■ Information given ■
• • • •

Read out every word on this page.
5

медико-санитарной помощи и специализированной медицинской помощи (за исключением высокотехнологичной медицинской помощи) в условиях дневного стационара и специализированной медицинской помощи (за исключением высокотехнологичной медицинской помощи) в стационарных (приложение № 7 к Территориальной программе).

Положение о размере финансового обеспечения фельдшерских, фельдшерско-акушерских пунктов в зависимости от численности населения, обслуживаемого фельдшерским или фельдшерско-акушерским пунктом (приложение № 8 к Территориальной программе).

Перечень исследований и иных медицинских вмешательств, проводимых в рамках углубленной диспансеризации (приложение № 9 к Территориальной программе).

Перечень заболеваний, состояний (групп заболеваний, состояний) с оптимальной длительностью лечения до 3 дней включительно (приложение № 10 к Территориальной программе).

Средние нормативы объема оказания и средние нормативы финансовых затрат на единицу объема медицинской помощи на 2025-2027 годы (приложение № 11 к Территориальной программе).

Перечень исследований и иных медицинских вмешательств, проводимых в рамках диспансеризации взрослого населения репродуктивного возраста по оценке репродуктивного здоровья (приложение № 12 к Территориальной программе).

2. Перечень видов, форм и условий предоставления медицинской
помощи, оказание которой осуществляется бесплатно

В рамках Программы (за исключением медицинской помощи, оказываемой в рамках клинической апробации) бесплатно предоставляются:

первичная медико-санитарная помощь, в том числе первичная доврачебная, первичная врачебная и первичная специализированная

• • • •

■ Instructions to follow ■
Reproduce each line of the material above precisely.

■ The answer ■
Read out every word on this page.
5

медико-санитарной помощи и специализированной медицинской помощи (за исключением высокотехнологичной медицинской помощи) в условиях дневного стационара и специализированной медицинской помощи (за исключением высокотехнологичной медицинской помощи) в стационарных (приложение № 7 к Территориальной программе).

Положение о размере финансового обеспечения фельдшерских, фельдшерско-акушерских пунктов в зависимости от численности населения, обслуживаемого фельдшерским или фельдшерско-акушерским пунктом (приложение № 8 к Территориальной программе).

Перечень исследований и иных медицинских вмешательств, проводимых в рамках углубленной диспансеризации (приложение № 9 к Территориальной программе).

Перечень заболеваний, состояний (групп заболеваний, состояний) с оптимальной длительностью лечения до 3 дней включительно (приложение № 10 к Территориальной программе).

Средние нормативы объема оказания и средние нормативы финансовых затрат на единицу объема медицинской помощи на 2025-2027 годы (приложение № 11 к Территориальной программе).

Перечень исследований и иных медицинских вмешательств, проводимых в рамках диспансеризации взрослого населения репродуктивного возраста по оценке репродуктивного здоровья (приложение № 12 к Территориальной программе).

2. Перечень видов, форм и условий предоставления медицинской
помощи, оказание которой осуществляется бесплатно

В рамках Программы (за исключением медицинской помощи, оказываемой в рамках клинической апробации) бесплатно предоставляются:

первичная медико-санитарная помощь, в том числе первичная доврачебная, первичная врачебная и первичная специализированная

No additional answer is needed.